[Data records]
------------------------------------------------------------
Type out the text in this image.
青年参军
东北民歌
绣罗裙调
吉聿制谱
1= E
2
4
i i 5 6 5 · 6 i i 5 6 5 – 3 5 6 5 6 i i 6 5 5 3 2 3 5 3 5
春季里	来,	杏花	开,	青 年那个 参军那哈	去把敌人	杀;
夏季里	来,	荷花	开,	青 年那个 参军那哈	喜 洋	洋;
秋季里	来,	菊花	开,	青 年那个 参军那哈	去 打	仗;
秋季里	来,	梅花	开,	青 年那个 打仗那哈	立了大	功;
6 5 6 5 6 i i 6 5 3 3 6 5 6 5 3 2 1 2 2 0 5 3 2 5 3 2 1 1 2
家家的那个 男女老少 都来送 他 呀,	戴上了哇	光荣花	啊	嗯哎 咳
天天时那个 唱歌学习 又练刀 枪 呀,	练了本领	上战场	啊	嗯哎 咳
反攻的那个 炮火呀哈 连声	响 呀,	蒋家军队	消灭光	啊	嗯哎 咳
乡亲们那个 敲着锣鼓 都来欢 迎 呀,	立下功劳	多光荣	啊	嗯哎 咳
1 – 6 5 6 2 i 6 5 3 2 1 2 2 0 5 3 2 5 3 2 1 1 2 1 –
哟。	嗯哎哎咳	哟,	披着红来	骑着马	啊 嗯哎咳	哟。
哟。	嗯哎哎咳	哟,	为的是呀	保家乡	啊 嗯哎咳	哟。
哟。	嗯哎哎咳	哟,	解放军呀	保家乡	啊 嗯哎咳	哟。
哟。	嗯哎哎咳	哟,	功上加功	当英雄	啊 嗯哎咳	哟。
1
------------------------------------------------------------
• _TASK STATEMENT_
Repeat every line of the material exactly as given.

• _TASK OUTPUT_
Type out the text in this image.
青年参军
东北民歌
绣罗裙调
吉聿制谱
1= E
2
4
i i 5 6 5 · 6 i i 5 6 5 – 3 5 6 5 6 i i 6 5 5 3 2 3 5 3 5
春季里	来,	杏花	开,	青 年那个 参军那哈	去把敌人	杀;
夏季里	来,	荷花	开,	青 年那个 参军那哈	喜 洋	洋;
秋季里	来,	菊花	开,	青 年那个 参军那哈	去 打	仗;
秋季里	来,	梅花	开,	青 年那个 打仗那哈	立了大	功;
6 5 6 5 6 i i 6 5 3 3 6 5 6 5 3 2 1 2 2 0 5 3 2 5 3 2 1 1 2
家家的那个 男女老少 都来送 他 呀,	戴上了哇	光荣花	啊	嗯哎 咳
天天时那个 唱歌学习 又练刀 枪 呀,	练了本领	上战场	啊	嗯哎 咳
反攻的那个 炮火呀哈 连声	响 呀,	蒋家军队	消灭光	啊	嗯哎 咳
乡亲们那个 敲着锣鼓 都来欢 迎 呀,	立下功劳	多光荣	啊	嗯哎 咳
1 – 6 5 6 2 i 6 5 3 2 1 2 2 0 5 3 2 5 3 2 1 1 2 1 –
哟。	嗯哎哎咳	哟,	披着红来	骑着马	啊 嗯哎咳	哟。
哟。	嗯哎哎咳	哟,	为的是呀	保家乡	啊 嗯哎咳	哟。
哟。	嗯哎哎咳	哟,	解放军呀	保家乡	啊 嗯哎咳	哟。
哟。	嗯哎哎咳	哟,	功上加功	当英雄	啊 嗯哎咳	哟。
1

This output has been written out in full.